**Records provided:**
• • •
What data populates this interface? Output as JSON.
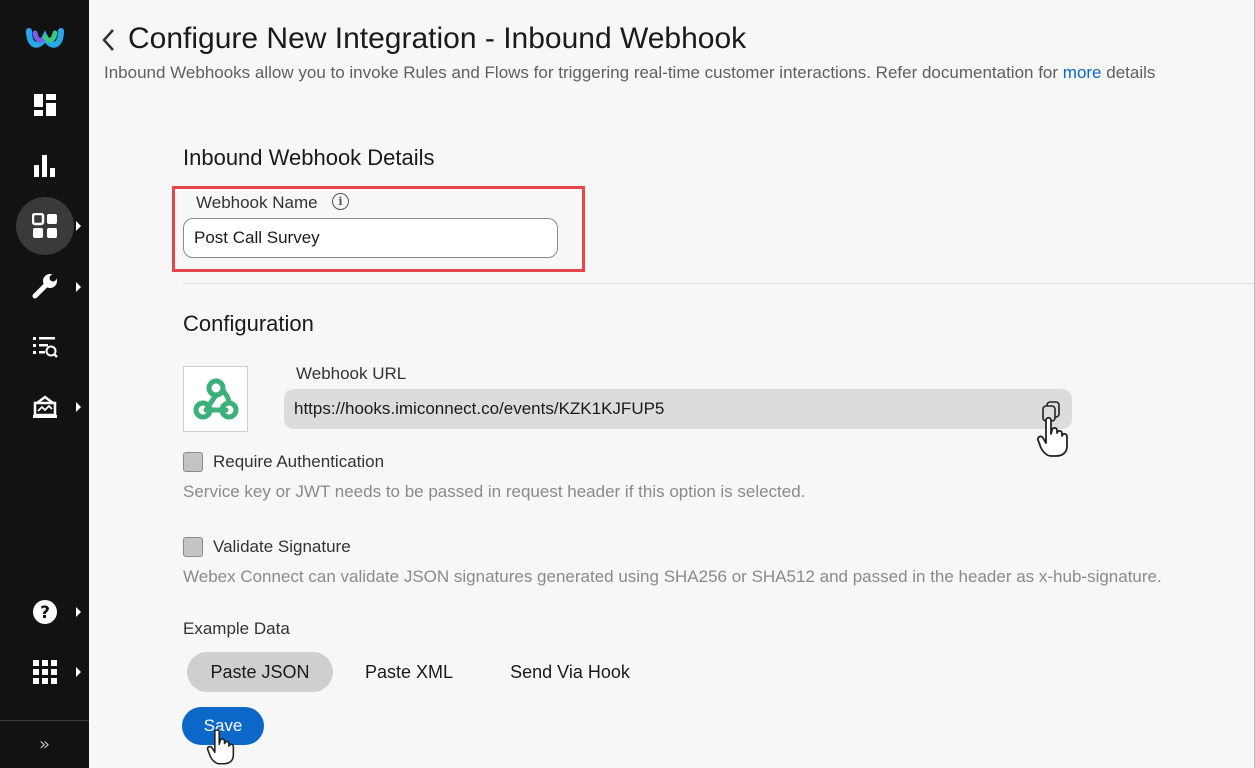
{
  "header": {
    "title": "Configure New Integration - Inbound Webhook",
    "description": "Inbound Webhooks allow you to invoke Rules and Flows for triggering real-time customer interactions. Refer documentation for ",
    "description_link": "more",
    "description_tail": " details"
  },
  "sidebar": {
    "items": [
      {
        "icon": "dashboard-icon"
      },
      {
        "icon": "analytics-icon"
      },
      {
        "icon": "apps-icon",
        "active": true
      },
      {
        "icon": "tools-icon"
      },
      {
        "icon": "logs-icon"
      },
      {
        "icon": "assets-icon"
      },
      {
        "icon": "help-icon"
      },
      {
        "icon": "grid-menu-icon"
      }
    ],
    "collapse_label": "»"
  },
  "details": {
    "section_title": "Inbound Webhook Details",
    "name_label": "Webhook Name",
    "name_value": "Post Call Survey"
  },
  "configuration": {
    "section_title": "Configuration",
    "url_label": "Webhook URL",
    "url_value": "https://hooks.imiconnect.co/events/KZK1KJFUP5",
    "require_auth_label": "Require Authentication",
    "require_auth_help": "Service key or JWT needs to be passed in request header if this option is selected.",
    "validate_sig_label": "Validate Signature",
    "validate_sig_help": "Webex Connect can validate JSON signatures generated using SHA256 or SHA512 and passed in the header as x-hub-signature."
  },
  "example_data": {
    "label": "Example Data",
    "tabs": [
      "Paste JSON",
      "Paste XML",
      "Send Via Hook"
    ],
    "active_tab": "Paste JSON"
  },
  "actions": {
    "save_label": "Save"
  },
  "colors": {
    "accent": "#0b67c8",
    "highlight": "#e6454c",
    "sidebar_bg": "#121212",
    "webhook_green": "#3bb07a"
  }
}
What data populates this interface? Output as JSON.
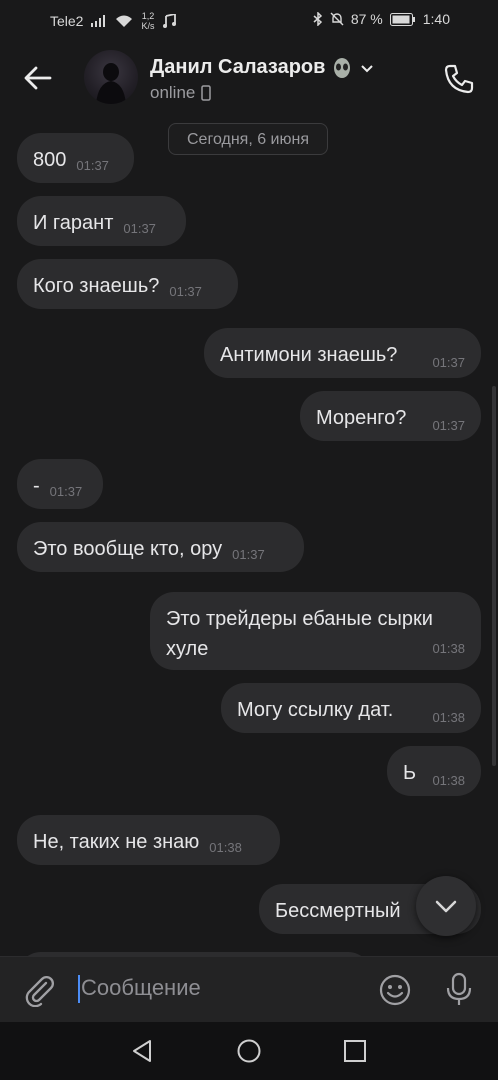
{
  "status_bar": {
    "carrier": "Tele2",
    "speed_value": "1,2",
    "speed_unit": "K/s",
    "battery": "87 %",
    "time": "1:40"
  },
  "header": {
    "contact_name": "Данил Салазаров",
    "status": "online"
  },
  "chat": {
    "date_label": "Сегодня, 6 июня",
    "messages": [
      {
        "text": "800",
        "time": "01:37"
      },
      {
        "text": "И гарант",
        "time": "01:37"
      },
      {
        "text": "Кого знаешь?",
        "time": "01:37"
      },
      {
        "text": "Антимони знаешь?",
        "time": "01:37"
      },
      {
        "text": "Моренго?",
        "time": "01:37"
      },
      {
        "text": "-",
        "time": "01:37"
      },
      {
        "text": "Это вообще кто, ору",
        "time": "01:37"
      },
      {
        "text": "Это трейдеры ебаные сырки хуле",
        "time": "01:38"
      },
      {
        "text": "Могу ссылку дат.",
        "time": "01:38"
      },
      {
        "text": "Ь",
        "time": "01:38"
      },
      {
        "text": "Не, таких не знаю",
        "time": "01:38"
      },
      {
        "text": "Бессмертный",
        "time": ""
      }
    ]
  },
  "input": {
    "placeholder": "Сообщение"
  },
  "colors": {
    "background": "#19191a",
    "bubble": "#2c2c2e",
    "accent_cursor": "#4c8df6"
  }
}
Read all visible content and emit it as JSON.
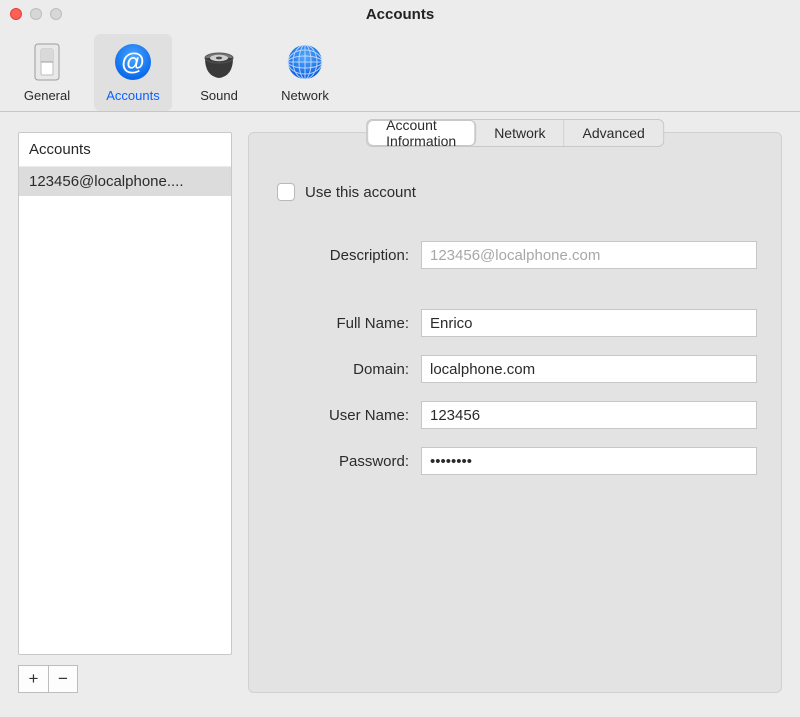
{
  "window": {
    "title": "Accounts"
  },
  "toolbar": {
    "items": [
      {
        "id": "general",
        "label": "General",
        "icon": "switch-icon",
        "selected": false
      },
      {
        "id": "accounts",
        "label": "Accounts",
        "icon": "at-icon",
        "selected": true
      },
      {
        "id": "sound",
        "label": "Sound",
        "icon": "speaker-icon",
        "selected": false
      },
      {
        "id": "network",
        "label": "Network",
        "icon": "globe-icon",
        "selected": false
      }
    ]
  },
  "sidebar": {
    "title": "Accounts",
    "items": [
      {
        "label": "123456@localphone...."
      }
    ],
    "add_label": "+",
    "remove_label": "−"
  },
  "detail": {
    "tabs": [
      {
        "label": "Account Information",
        "active": true
      },
      {
        "label": "Network",
        "active": false
      },
      {
        "label": "Advanced",
        "active": false
      }
    ],
    "use_account": {
      "label": "Use this account",
      "checked": false
    },
    "fields": {
      "description": {
        "label": "Description:",
        "value": "",
        "placeholder": "123456@localphone.com"
      },
      "full_name": {
        "label": "Full Name:",
        "value": "Enrico"
      },
      "domain": {
        "label": "Domain:",
        "value": "localphone.com"
      },
      "user_name": {
        "label": "User Name:",
        "value": "123456"
      },
      "password": {
        "label": "Password:",
        "value": "••••••••"
      }
    }
  }
}
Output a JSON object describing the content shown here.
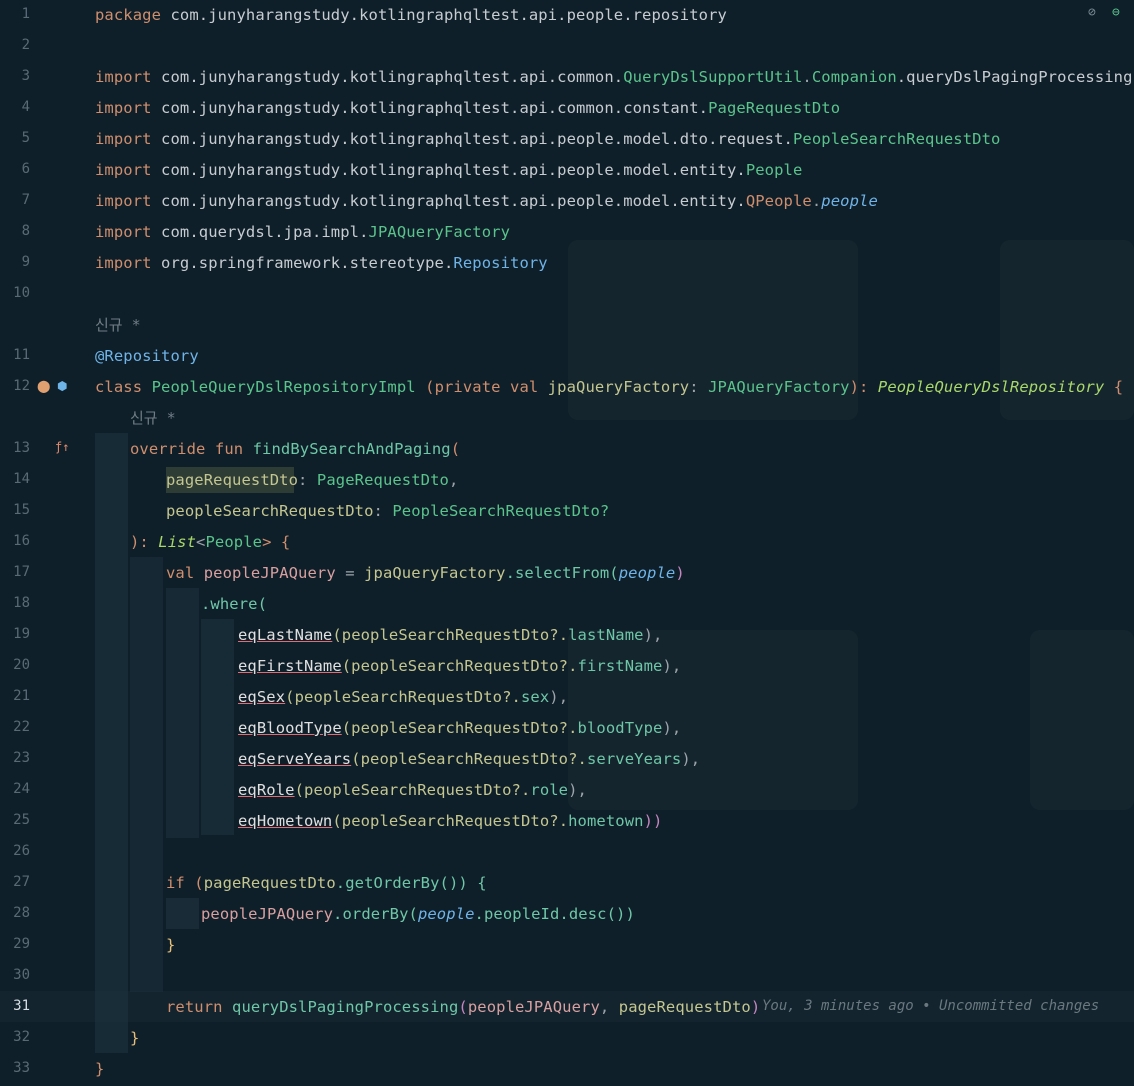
• • •
**Exercise brief:** Choose all lines containing the string "this" and copy them out.

**Solution to the problem:**
What data populates this interface? Output as JSON.
    "require_auth_help": "Service key or JWT needs to be passed in request header if this option is selected.",
What data populates this interface? Output as JSON.
      "label": "Use this account",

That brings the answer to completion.